Sort through the data and copy the lines holding the word "政府采购货物预算".

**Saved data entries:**
********
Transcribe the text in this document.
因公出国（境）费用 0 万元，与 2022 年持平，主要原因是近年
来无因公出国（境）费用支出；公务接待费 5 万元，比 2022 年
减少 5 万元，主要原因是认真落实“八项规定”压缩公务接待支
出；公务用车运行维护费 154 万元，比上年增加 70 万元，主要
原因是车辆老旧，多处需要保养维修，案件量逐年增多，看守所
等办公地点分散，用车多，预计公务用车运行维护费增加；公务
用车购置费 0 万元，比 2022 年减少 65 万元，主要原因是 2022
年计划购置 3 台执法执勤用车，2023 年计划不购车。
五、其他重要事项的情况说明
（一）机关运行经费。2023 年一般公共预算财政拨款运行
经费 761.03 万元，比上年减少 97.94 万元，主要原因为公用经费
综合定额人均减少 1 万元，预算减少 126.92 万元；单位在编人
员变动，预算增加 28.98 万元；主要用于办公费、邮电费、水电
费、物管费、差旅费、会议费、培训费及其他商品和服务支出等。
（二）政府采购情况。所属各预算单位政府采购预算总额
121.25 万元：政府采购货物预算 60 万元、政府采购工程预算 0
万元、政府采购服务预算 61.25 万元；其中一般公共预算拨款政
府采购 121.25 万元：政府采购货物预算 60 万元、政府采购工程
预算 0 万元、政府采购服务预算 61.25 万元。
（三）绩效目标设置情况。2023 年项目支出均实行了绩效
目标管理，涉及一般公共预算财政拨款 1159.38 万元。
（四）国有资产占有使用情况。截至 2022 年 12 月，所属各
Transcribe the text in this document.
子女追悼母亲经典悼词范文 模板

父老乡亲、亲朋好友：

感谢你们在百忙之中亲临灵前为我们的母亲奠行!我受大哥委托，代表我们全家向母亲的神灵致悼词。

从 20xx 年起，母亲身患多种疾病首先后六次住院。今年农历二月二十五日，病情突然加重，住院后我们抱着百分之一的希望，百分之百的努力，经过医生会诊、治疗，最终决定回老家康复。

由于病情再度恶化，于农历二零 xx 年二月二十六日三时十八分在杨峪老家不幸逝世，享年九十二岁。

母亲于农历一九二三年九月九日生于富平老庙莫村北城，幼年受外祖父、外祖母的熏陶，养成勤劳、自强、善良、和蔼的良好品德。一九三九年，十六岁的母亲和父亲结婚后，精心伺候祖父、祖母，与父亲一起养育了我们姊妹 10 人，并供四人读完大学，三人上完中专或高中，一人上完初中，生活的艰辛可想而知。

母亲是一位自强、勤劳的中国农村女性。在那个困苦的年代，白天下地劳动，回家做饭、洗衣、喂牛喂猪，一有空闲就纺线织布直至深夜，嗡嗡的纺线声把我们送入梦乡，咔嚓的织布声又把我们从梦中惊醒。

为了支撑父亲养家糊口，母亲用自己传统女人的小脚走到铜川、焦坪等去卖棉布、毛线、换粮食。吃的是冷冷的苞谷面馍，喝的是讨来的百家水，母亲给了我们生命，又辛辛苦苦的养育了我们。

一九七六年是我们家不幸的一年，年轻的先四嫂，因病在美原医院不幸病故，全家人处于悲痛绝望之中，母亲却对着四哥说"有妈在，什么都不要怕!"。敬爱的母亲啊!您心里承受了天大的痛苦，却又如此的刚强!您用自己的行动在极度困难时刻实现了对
********
**SOLUTION BELOW:**
121.25 万元：政府采购货物预算 60 万元、政府采购工程预算 0
府采购 121.25 万元：政府采购货物预算 60 万元、政府采购工程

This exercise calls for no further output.